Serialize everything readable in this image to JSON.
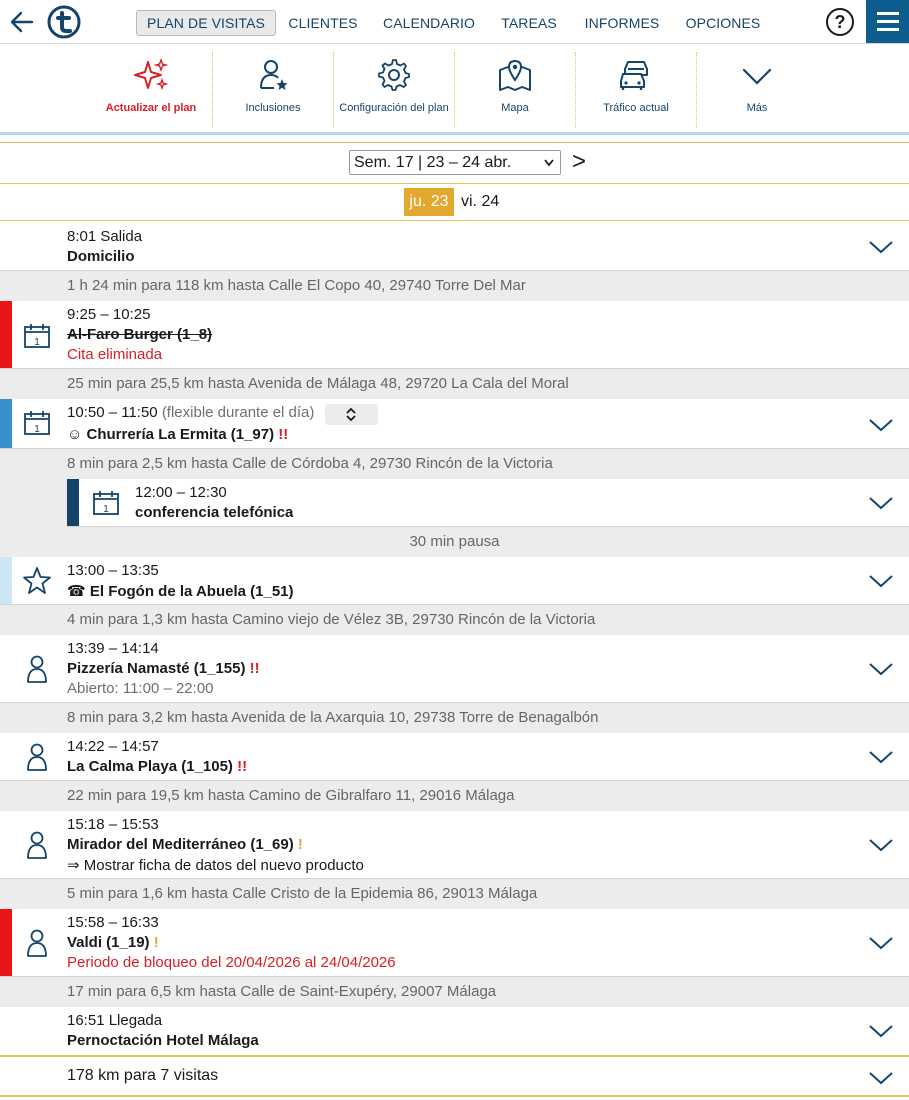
{
  "nav": {
    "tabs": [
      "PLAN DE VISITAS",
      "CLIENTES",
      "CALENDARIO",
      "TAREAS",
      "INFORMES",
      "OPCIONES"
    ],
    "active_tab": "PLAN DE VISITAS",
    "help": "?"
  },
  "toolbar": {
    "items": [
      {
        "label": "Actualizar el plan",
        "icon": "sparkle-icon"
      },
      {
        "label": "Inclusiones",
        "icon": "person-star-icon"
      },
      {
        "label": "Configuración del plan",
        "icon": "gear-icon"
      },
      {
        "label": "Mapa",
        "icon": "map-pin-icon"
      },
      {
        "label": "Tráfico actual",
        "icon": "traffic-cars-icon"
      },
      {
        "label": "Más",
        "icon": "chevron-down-icon"
      }
    ],
    "primary_color": "#d81f26",
    "accent_color": "#15446b"
  },
  "week": {
    "selected": "Sem. 17 | 23 – 24 abr.",
    "next": ">"
  },
  "days": {
    "active": "ju. 23",
    "other": "vi. 24",
    "active_color": "#e3a92f"
  },
  "schedule": {
    "start": {
      "time": "8:01 Salida",
      "place": "Domicilio"
    },
    "gap1": "1 h 24 min para 118 km hasta Calle El Copo 40, 29740 Torre Del Mar",
    "visit1": {
      "time": "9:25 – 10:25",
      "name": "Al-Faro Burger (1_8)",
      "note": "Cita eliminada",
      "bar_color": "#e8141a",
      "icon": "calendar-icon"
    },
    "gap2": "25 min para 25,5 km hasta Avenida de Málaga 48, 29720 La Cala del Moral",
    "visit2": {
      "time": "10:50 – 11:50",
      "time_note": "(flexible durante el día)",
      "prefix": "☺",
      "name": "Churrería La Ermita (1_97)",
      "warn": "!!",
      "bar_color": "#3b8fcb",
      "icon": "calendar-icon"
    },
    "gap3": "8 min para 2,5 km hasta Calle de Córdoba 4, 29730 Rincón de la Victoria",
    "meeting": {
      "time": "12:00 – 12:30",
      "name": "conferencia telefónica",
      "bar_color": "#15446b",
      "icon": "calendar-icon"
    },
    "pause": "30 min pausa",
    "visit3": {
      "time": "13:00 – 13:35",
      "prefix": "☎",
      "name": "El Fogón de la Abuela (1_51)",
      "bar_color": "#cde6f6",
      "icon": "star-icon"
    },
    "gap4": "4 min para 1,3 km hasta Camino viejo de Vélez 3B, 29730 Rincón de la Victoria",
    "visit4": {
      "time": "13:39 – 14:14",
      "name": "Pizzería Namasté (1_155)",
      "warn": "!!",
      "note": "Abierto: 11:00 – 22:00",
      "icon": "person-icon"
    },
    "gap5": "8 min para 3,2 km hasta Avenida de la Axarquia 10, 29738 Torre de Benagalbón",
    "visit5": {
      "time": "14:22 – 14:57",
      "name": "La Calma Playa (1_105)",
      "warn": "!!",
      "icon": "person-icon"
    },
    "gap6": "22 min para 19,5 km hasta Camino de Gibralfaro 11, 29016 Málaga",
    "visit6": {
      "time": "15:18 – 15:53",
      "name": "Mirador del Mediterráneo (1_69)",
      "warn": "!",
      "note": "⇒ Mostrar ficha de datos del nuevo producto",
      "icon": "person-icon"
    },
    "gap7": "5 min para 1,6 km hasta Calle Cristo de la Epidemia 86, 29013 Málaga",
    "visit7": {
      "time": "15:58 – 16:33",
      "name": "Valdi (1_19)",
      "warn": "!",
      "note": "Periodo de bloqueo del 20/04/2026 al 24/04/2026",
      "bar_color": "#e8141a",
      "icon": "person-icon"
    },
    "gap8": "17 min para 6,5 km hasta Calle de Saint-Exupéry, 29007 Málaga",
    "end": {
      "time": "16:51 Llegada",
      "place": "Pernoctación Hotel Málaga"
    },
    "summary": "178 km para 7 visitas"
  }
}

== == ==

### TASK INSTRUCTIONS
Nothing but the pictures may be dropped; output the records above exactly.

### RESULT OF THE TASK
Serialize everything readable in this image to JSON.
{
  "nav": {
    "tabs": [
      "PLAN DE VISITAS",
      "CLIENTES",
      "CALENDARIO",
      "TAREAS",
      "INFORMES",
      "OPCIONES"
    ],
    "active_tab": "PLAN DE VISITAS",
    "help": "?"
  },
  "toolbar": {
    "items": [
      {
        "label": "Actualizar el plan",
        "icon": "sparkle-icon"
      },
      {
        "label": "Inclusiones",
        "icon": "person-star-icon"
      },
      {
        "label": "Configuración del plan",
        "icon": "gear-icon"
      },
      {
        "label": "Mapa",
        "icon": "map-pin-icon"
      },
      {
        "label": "Tráfico actual",
        "icon": "traffic-cars-icon"
      },
      {
        "label": "Más",
        "icon": "chevron-down-icon"
      }
    ],
    "primary_color": "#d81f26",
    "accent_color": "#15446b"
  },
  "week": {
    "selected": "Sem. 17 | 23 – 24 abr.",
    "next": ">"
  },
  "days": {
    "active": "ju. 23",
    "other": "vi. 24",
    "active_color": "#e3a92f"
  },
  "schedule": {
    "start": {
      "time": "8:01 Salida",
      "place": "Domicilio"
    },
    "gap1": "1 h 24 min para 118 km hasta Calle El Copo 40, 29740 Torre Del Mar",
    "visit1": {
      "time": "9:25 – 10:25",
      "name": "Al-Faro Burger (1_8)",
      "note": "Cita eliminada",
      "bar_color": "#e8141a",
      "icon": "calendar-icon"
    },
    "gap2": "25 min para 25,5 km hasta Avenida de Málaga 48, 29720 La Cala del Moral",
    "visit2": {
      "time": "10:50 – 11:50",
      "time_note": "(flexible durante el día)",
      "prefix": "☺",
      "name": "Churrería La Ermita (1_97)",
      "warn": "!!",
      "bar_color": "#3b8fcb",
      "icon": "calendar-icon"
    },
    "gap3": "8 min para 2,5 km hasta Calle de Córdoba 4, 29730 Rincón de la Victoria",
    "meeting": {
      "time": "12:00 – 12:30",
      "name": "conferencia telefónica",
      "bar_color": "#15446b",
      "icon": "calendar-icon"
    },
    "pause": "30 min pausa",
    "visit3": {
      "time": "13:00 – 13:35",
      "prefix": "☎",
      "name": "El Fogón de la Abuela (1_51)",
      "bar_color": "#cde6f6",
      "icon": "star-icon"
    },
    "gap4": "4 min para 1,3 km hasta Camino viejo de Vélez 3B, 29730 Rincón de la Victoria",
    "visit4": {
      "time": "13:39 – 14:14",
      "name": "Pizzería Namasté (1_155)",
      "warn": "!!",
      "note": "Abierto: 11:00 – 22:00",
      "icon": "person-icon"
    },
    "gap5": "8 min para 3,2 km hasta Avenida de la Axarquia 10, 29738 Torre de Benagalbón",
    "visit5": {
      "time": "14:22 – 14:57",
      "name": "La Calma Playa (1_105)",
      "warn": "!!",
      "icon": "person-icon"
    },
    "gap6": "22 min para 19,5 km hasta Camino de Gibralfaro 11, 29016 Málaga",
    "visit6": {
      "time": "15:18 – 15:53",
      "name": "Mirador del Mediterráneo (1_69)",
      "warn": "!",
      "note": "⇒ Mostrar ficha de datos del nuevo producto",
      "icon": "person-icon"
    },
    "gap7": "5 min para 1,6 km hasta Calle Cristo de la Epidemia 86, 29013 Málaga",
    "visit7": {
      "time": "15:58 – 16:33",
      "name": "Valdi (1_19)",
      "warn": "!",
      "note": "Periodo de bloqueo del 20/04/2026 al 24/04/2026",
      "bar_color": "#e8141a",
      "icon": "person-icon"
    },
    "gap8": "17 min para 6,5 km hasta Calle de Saint-Exupéry, 29007 Málaga",
    "end": {
      "time": "16:51 Llegada",
      "place": "Pernoctación Hotel Málaga"
    },
    "summary": "178 km para 7 visitas"
  }
}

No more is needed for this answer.